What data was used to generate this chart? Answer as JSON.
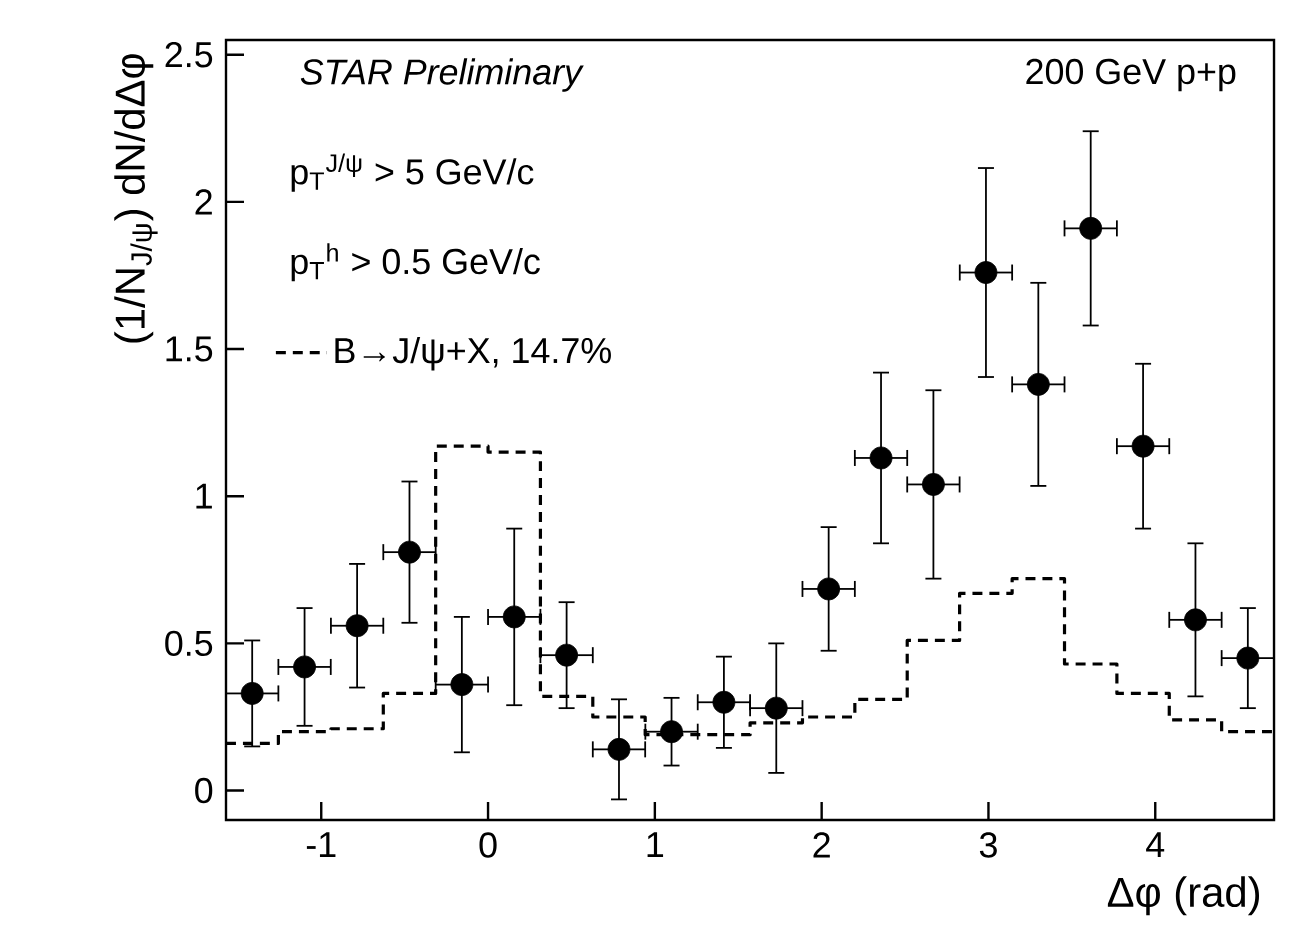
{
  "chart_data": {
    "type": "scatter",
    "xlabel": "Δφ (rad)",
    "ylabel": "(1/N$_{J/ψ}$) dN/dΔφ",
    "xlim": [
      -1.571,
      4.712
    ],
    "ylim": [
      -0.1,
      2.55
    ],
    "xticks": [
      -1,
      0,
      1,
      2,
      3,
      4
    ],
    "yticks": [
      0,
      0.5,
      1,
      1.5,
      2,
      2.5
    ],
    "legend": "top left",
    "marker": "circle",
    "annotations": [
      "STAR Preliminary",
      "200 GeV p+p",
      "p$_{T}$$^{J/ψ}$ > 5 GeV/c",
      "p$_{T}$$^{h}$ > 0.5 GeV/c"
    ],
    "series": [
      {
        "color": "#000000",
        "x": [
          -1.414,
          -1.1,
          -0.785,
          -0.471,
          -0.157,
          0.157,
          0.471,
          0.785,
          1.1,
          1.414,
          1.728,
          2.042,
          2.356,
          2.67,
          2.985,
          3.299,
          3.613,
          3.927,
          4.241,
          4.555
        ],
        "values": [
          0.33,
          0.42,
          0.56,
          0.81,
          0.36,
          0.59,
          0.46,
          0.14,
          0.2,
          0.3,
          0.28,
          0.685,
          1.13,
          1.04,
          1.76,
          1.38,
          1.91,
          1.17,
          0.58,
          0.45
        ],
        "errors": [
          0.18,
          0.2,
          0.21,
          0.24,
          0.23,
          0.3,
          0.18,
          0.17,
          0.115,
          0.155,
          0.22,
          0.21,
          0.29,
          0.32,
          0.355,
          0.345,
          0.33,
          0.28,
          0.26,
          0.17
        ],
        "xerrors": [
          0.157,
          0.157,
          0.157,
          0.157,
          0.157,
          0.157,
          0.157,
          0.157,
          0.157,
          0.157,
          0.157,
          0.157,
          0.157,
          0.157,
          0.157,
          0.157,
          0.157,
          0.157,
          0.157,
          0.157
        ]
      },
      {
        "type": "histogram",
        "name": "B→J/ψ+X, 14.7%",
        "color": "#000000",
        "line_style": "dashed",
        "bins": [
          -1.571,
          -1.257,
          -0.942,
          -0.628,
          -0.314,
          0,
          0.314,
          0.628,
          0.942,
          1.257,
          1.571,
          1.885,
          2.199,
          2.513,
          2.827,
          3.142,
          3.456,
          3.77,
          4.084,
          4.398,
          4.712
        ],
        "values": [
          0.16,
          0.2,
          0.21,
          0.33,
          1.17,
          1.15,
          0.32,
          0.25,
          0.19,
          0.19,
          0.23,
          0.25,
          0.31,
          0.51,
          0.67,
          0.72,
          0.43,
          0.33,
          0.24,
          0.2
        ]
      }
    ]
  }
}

> WHAT IS BEING ASKED: Copy the material shown above in full and exactly. Skip the pictures.

> REPLY:
What data was used to generate this chart? Answer as JSON.
{
  "chart_data": {
    "type": "scatter",
    "xlabel": "Δφ (rad)",
    "ylabel": "(1/N$_{J/ψ}$) dN/dΔφ",
    "xlim": [
      -1.571,
      4.712
    ],
    "ylim": [
      -0.1,
      2.55
    ],
    "xticks": [
      -1,
      0,
      1,
      2,
      3,
      4
    ],
    "yticks": [
      0,
      0.5,
      1,
      1.5,
      2,
      2.5
    ],
    "legend": "top left",
    "marker": "circle",
    "annotations": [
      "STAR Preliminary",
      "200 GeV p+p",
      "p$_{T}$$^{J/ψ}$ > 5 GeV/c",
      "p$_{T}$$^{h}$ > 0.5 GeV/c"
    ],
    "series": [
      {
        "color": "#000000",
        "x": [
          -1.414,
          -1.1,
          -0.785,
          -0.471,
          -0.157,
          0.157,
          0.471,
          0.785,
          1.1,
          1.414,
          1.728,
          2.042,
          2.356,
          2.67,
          2.985,
          3.299,
          3.613,
          3.927,
          4.241,
          4.555
        ],
        "values": [
          0.33,
          0.42,
          0.56,
          0.81,
          0.36,
          0.59,
          0.46,
          0.14,
          0.2,
          0.3,
          0.28,
          0.685,
          1.13,
          1.04,
          1.76,
          1.38,
          1.91,
          1.17,
          0.58,
          0.45
        ],
        "errors": [
          0.18,
          0.2,
          0.21,
          0.24,
          0.23,
          0.3,
          0.18,
          0.17,
          0.115,
          0.155,
          0.22,
          0.21,
          0.29,
          0.32,
          0.355,
          0.345,
          0.33,
          0.28,
          0.26,
          0.17
        ],
        "xerrors": [
          0.157,
          0.157,
          0.157,
          0.157,
          0.157,
          0.157,
          0.157,
          0.157,
          0.157,
          0.157,
          0.157,
          0.157,
          0.157,
          0.157,
          0.157,
          0.157,
          0.157,
          0.157,
          0.157,
          0.157
        ]
      },
      {
        "type": "histogram",
        "name": "B→J/ψ+X, 14.7%",
        "color": "#000000",
        "line_style": "dashed",
        "bins": [
          -1.571,
          -1.257,
          -0.942,
          -0.628,
          -0.314,
          0,
          0.314,
          0.628,
          0.942,
          1.257,
          1.571,
          1.885,
          2.199,
          2.513,
          2.827,
          3.142,
          3.456,
          3.77,
          4.084,
          4.398,
          4.712
        ],
        "values": [
          0.16,
          0.2,
          0.21,
          0.33,
          1.17,
          1.15,
          0.32,
          0.25,
          0.19,
          0.19,
          0.23,
          0.25,
          0.31,
          0.51,
          0.67,
          0.72,
          0.43,
          0.33,
          0.24,
          0.2
        ]
      }
    ]
  }
}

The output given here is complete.